+++ Data shown
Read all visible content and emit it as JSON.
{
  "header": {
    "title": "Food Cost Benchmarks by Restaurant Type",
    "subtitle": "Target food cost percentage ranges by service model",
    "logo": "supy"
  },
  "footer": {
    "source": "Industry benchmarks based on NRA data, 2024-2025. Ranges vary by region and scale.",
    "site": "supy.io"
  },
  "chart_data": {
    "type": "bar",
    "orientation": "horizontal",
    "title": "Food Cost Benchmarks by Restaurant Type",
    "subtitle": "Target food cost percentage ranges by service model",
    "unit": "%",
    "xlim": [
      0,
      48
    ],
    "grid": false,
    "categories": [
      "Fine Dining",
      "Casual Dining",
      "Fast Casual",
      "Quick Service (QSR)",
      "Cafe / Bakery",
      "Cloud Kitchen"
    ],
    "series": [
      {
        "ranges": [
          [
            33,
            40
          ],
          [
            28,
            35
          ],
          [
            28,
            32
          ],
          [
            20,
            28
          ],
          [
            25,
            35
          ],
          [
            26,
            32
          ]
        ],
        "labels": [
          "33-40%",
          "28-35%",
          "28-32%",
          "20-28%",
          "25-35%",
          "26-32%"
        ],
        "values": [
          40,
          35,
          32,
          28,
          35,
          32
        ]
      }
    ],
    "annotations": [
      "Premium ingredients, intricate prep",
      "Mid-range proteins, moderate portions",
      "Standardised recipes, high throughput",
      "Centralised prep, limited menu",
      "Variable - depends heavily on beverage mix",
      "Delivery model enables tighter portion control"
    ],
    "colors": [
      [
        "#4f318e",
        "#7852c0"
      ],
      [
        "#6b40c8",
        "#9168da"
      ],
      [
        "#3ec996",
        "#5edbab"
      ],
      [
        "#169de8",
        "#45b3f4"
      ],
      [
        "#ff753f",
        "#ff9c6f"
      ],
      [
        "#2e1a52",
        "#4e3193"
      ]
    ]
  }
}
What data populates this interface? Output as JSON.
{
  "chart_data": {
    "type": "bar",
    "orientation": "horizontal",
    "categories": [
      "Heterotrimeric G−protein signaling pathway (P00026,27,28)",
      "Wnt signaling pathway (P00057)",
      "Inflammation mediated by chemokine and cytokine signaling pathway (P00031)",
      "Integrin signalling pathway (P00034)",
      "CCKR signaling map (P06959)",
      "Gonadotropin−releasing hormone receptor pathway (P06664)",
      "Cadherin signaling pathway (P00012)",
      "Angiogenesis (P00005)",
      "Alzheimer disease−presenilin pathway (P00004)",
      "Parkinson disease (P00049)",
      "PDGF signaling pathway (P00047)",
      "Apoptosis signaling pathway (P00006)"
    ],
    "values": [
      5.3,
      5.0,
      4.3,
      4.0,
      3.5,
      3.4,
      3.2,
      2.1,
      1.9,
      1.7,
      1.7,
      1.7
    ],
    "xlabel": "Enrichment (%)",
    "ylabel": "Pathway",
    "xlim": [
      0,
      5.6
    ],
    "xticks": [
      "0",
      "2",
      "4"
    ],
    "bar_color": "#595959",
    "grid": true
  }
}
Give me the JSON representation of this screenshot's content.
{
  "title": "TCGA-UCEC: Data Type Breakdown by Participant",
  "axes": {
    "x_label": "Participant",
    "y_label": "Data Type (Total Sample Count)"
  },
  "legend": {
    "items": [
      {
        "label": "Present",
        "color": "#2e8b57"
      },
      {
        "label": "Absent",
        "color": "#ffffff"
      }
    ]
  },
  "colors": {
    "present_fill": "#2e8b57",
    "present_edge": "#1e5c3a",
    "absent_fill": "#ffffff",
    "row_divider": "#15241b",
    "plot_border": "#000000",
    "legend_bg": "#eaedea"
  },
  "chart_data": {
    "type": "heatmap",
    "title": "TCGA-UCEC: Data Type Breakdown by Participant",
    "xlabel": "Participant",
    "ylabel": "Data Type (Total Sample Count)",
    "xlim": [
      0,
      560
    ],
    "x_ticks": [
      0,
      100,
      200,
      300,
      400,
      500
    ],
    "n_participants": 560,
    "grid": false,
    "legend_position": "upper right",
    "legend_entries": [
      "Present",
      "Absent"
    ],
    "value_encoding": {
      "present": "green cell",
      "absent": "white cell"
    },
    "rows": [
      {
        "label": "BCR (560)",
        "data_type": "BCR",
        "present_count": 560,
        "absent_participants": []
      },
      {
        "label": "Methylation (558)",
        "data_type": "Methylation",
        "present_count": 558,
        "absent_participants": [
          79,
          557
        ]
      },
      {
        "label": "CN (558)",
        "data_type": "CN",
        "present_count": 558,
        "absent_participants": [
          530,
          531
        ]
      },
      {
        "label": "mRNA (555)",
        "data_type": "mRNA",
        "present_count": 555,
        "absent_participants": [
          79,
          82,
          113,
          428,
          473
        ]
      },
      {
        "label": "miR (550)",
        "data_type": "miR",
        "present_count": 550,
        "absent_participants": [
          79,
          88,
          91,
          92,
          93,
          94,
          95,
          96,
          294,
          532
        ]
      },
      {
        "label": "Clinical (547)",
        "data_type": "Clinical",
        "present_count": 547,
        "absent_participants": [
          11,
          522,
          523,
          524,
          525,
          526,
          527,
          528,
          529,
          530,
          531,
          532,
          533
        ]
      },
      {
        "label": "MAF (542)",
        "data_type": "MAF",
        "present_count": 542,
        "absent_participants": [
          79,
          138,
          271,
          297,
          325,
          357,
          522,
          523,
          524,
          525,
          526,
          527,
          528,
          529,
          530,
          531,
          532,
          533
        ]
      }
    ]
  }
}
++++++
Your task: Each record must be returned exactly as it is written.

Answer for the task:
Read all visible content and emit it as JSON.
{
  "header": {
    "title": "Food Cost Benchmarks by Restaurant Type",
    "subtitle": "Target food cost percentage ranges by service model",
    "logo": "supy"
  },
  "footer": {
    "source": "Industry benchmarks based on NRA data, 2024-2025. Ranges vary by region and scale.",
    "site": "supy.io"
  },
  "chart_data": {
    "type": "bar",
    "orientation": "horizontal",
    "title": "Food Cost Benchmarks by Restaurant Type",
    "subtitle": "Target food cost percentage ranges by service model",
    "unit": "%",
    "xlim": [
      0,
      48
    ],
    "grid": false,
    "categories": [
      "Fine Dining",
      "Casual Dining",
      "Fast Casual",
      "Quick Service (QSR)",
      "Cafe / Bakery",
      "Cloud Kitchen"
    ],
    "series": [
      {
        "ranges": [
          [
            33,
            40
          ],
          [
            28,
            35
          ],
          [
            28,
            32
          ],
          [
            20,
            28
          ],
          [
            25,
            35
          ],
          [
            26,
            32
          ]
        ],
        "labels": [
          "33-40%",
          "28-35%",
          "28-32%",
          "20-28%",
          "25-35%",
          "26-32%"
        ],
        "values": [
          40,
          35,
          32,
          28,
          35,
          32
        ]
      }
    ],
    "annotations": [
      "Premium ingredients, intricate prep",
      "Mid-range proteins, moderate portions",
      "Standardised recipes, high throughput",
      "Centralised prep, limited menu",
      "Variable - depends heavily on beverage mix",
      "Delivery model enables tighter portion control"
    ],
    "colors": [
      [
        "#4f318e",
        "#7852c0"
      ],
      [
        "#6b40c8",
        "#9168da"
      ],
      [
        "#3ec996",
        "#5edbab"
      ],
      [
        "#169de8",
        "#45b3f4"
      ],
      [
        "#ff753f",
        "#ff9c6f"
      ],
      [
        "#2e1a52",
        "#4e3193"
      ]
    ]
  }
}
What data populates this interface? Output as JSON.
{
  "chart_data": {
    "type": "bar",
    "orientation": "horizontal",
    "categories": [
      "Heterotrimeric G−protein signaling pathway (P00026,27,28)",
      "Wnt signaling pathway (P00057)",
      "Inflammation mediated by chemokine and cytokine signaling pathway (P00031)",
      "Integrin signalling pathway (P00034)",
      "CCKR signaling map (P06959)",
      "Gonadotropin−releasing hormone receptor pathway (P06664)",
      "Cadherin signaling pathway (P00012)",
      "Angiogenesis (P00005)",
      "Alzheimer disease−presenilin pathway (P00004)",
      "Parkinson disease (P00049)",
      "PDGF signaling pathway (P00047)",
      "Apoptosis signaling pathway (P00006)"
    ],
    "values": [
      5.3,
      5.0,
      4.3,
      4.0,
      3.5,
      3.4,
      3.2,
      2.1,
      1.9,
      1.7,
      1.7,
      1.7
    ],
    "xlabel": "Enrichment (%)",
    "ylabel": "Pathway",
    "xlim": [
      0,
      5.6
    ],
    "xticks": [
      "0",
      "2",
      "4"
    ],
    "bar_color": "#595959",
    "grid": true
  }
}
Give me the JSON representation of this screenshot's content.
{
  "title": "TCGA-UCEC: Data Type Breakdown by Participant",
  "axes": {
    "x_label": "Participant",
    "y_label": "Data Type (Total Sample Count)"
  },
  "legend": {
    "items": [
      {
        "label": "Present",
        "color": "#2e8b57"
      },
      {
        "label": "Absent",
        "color": "#ffffff"
      }
    ]
  },
  "colors": {
    "present_fill": "#2e8b57",
    "present_edge": "#1e5c3a",
    "absent_fill": "#ffffff",
    "row_divider": "#15241b",
    "plot_border": "#000000",
    "legend_bg": "#eaedea"
  },
  "chart_data": {
    "type": "heatmap",
    "title": "TCGA-UCEC: Data Type Breakdown by Participant",
    "xlabel": "Participant",
    "ylabel": "Data Type (Total Sample Count)",
    "xlim": [
      0,
      560
    ],
    "x_ticks": [
      0,
      100,
      200,
      300,
      400,
      500
    ],
    "n_participants": 560,
    "grid": false,
    "legend_position": "upper right",
    "legend_entries": [
      "Present",
      "Absent"
    ],
    "value_encoding": {
      "present": "green cell",
      "absent": "white cell"
    },
    "rows": [
      {
        "label": "BCR (560)",
        "data_type": "BCR",
        "present_count": 560,
        "absent_participants": []
      },
      {
        "label": "Methylation (558)",
        "data_type": "Methylation",
        "present_count": 558,
        "absent_participants": [
          79,
          557
        ]
      },
      {
        "label": "CN (558)",
        "data_type": "CN",
        "present_count": 558,
        "absent_participants": [
          530,
          531
        ]
      },
      {
        "label": "mRNA (555)",
        "data_type": "mRNA",
        "present_count": 555,
        "absent_participants": [
          79,
          82,
          113,
          428,
          473
        ]
      },
      {
        "label": "miR (550)",
        "data_type": "miR",
        "present_count": 550,
        "absent_participants": [
          79,
          88,
          91,
          92,
          93,
          94,
          95,
          96,
          294,
          532
        ]
      },
      {
        "label": "Clinical (547)",
        "data_type": "Clinical",
        "present_count": 547,
        "absent_participants": [
          11,
          522,
          523,
          524,
          525,
          526,
          527,
          528,
          529,
          530,
          531,
          532,
          533
        ]
      },
      {
        "label": "MAF (542)",
        "data_type": "MAF",
        "present_count": 542,
        "absent_participants": [
          79,
          138,
          271,
          297,
          325,
          357,
          522,
          523,
          524,
          525,
          526,
          527,
          528,
          529,
          530,
          531,
          532,
          533
        ]
      }
    ]
  }
}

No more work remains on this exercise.